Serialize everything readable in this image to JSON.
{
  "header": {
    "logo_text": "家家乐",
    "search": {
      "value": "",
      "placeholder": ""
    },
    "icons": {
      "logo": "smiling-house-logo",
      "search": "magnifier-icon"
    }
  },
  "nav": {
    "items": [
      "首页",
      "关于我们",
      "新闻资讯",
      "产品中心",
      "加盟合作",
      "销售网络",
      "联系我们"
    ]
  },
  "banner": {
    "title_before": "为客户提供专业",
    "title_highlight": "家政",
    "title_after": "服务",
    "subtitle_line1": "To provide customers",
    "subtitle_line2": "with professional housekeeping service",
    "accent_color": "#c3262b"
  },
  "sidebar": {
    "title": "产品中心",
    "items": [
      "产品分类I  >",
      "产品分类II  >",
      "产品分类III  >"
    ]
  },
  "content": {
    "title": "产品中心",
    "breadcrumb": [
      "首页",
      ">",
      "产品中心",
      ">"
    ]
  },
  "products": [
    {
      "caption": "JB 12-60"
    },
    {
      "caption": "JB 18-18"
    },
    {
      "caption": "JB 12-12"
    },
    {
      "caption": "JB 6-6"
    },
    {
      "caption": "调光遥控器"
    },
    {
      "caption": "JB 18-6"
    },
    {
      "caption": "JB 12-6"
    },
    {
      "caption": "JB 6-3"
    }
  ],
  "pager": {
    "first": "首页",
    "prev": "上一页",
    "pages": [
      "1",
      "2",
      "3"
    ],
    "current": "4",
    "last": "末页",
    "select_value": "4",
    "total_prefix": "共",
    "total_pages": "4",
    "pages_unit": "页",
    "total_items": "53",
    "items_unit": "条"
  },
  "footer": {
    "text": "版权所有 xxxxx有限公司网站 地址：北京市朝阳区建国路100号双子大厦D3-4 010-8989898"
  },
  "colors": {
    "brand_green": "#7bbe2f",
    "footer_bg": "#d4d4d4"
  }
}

▶ Work required
Every line of the data above should be reproduced word for word.

▶ Output for this exercise
Serialize everything readable in this image to JSON.
{
  "header": {
    "logo_text": "家家乐",
    "search": {
      "value": "",
      "placeholder": ""
    },
    "icons": {
      "logo": "smiling-house-logo",
      "search": "magnifier-icon"
    }
  },
  "nav": {
    "items": [
      "首页",
      "关于我们",
      "新闻资讯",
      "产品中心",
      "加盟合作",
      "销售网络",
      "联系我们"
    ]
  },
  "banner": {
    "title_before": "为客户提供专业",
    "title_highlight": "家政",
    "title_after": "服务",
    "subtitle_line1": "To provide customers",
    "subtitle_line2": "with professional housekeeping service",
    "accent_color": "#c3262b"
  },
  "sidebar": {
    "title": "产品中心",
    "items": [
      "产品分类I  >",
      "产品分类II  >",
      "产品分类III  >"
    ]
  },
  "content": {
    "title": "产品中心",
    "breadcrumb": [
      "首页",
      ">",
      "产品中心",
      ">"
    ]
  },
  "products": [
    {
      "caption": "JB 12-60"
    },
    {
      "caption": "JB 18-18"
    },
    {
      "caption": "JB 12-12"
    },
    {
      "caption": "JB 6-6"
    },
    {
      "caption": "调光遥控器"
    },
    {
      "caption": "JB 18-6"
    },
    {
      "caption": "JB 12-6"
    },
    {
      "caption": "JB 6-3"
    }
  ],
  "pager": {
    "first": "首页",
    "prev": "上一页",
    "pages": [
      "1",
      "2",
      "3"
    ],
    "current": "4",
    "last": "末页",
    "select_value": "4",
    "total_prefix": "共",
    "total_pages": "4",
    "pages_unit": "页",
    "total_items": "53",
    "items_unit": "条"
  },
  "footer": {
    "text": "版权所有 xxxxx有限公司网站 地址：北京市朝阳区建国路100号双子大厦D3-4 010-8989898"
  },
  "colors": {
    "brand_green": "#7bbe2f",
    "footer_bg": "#d4d4d4"
  }
}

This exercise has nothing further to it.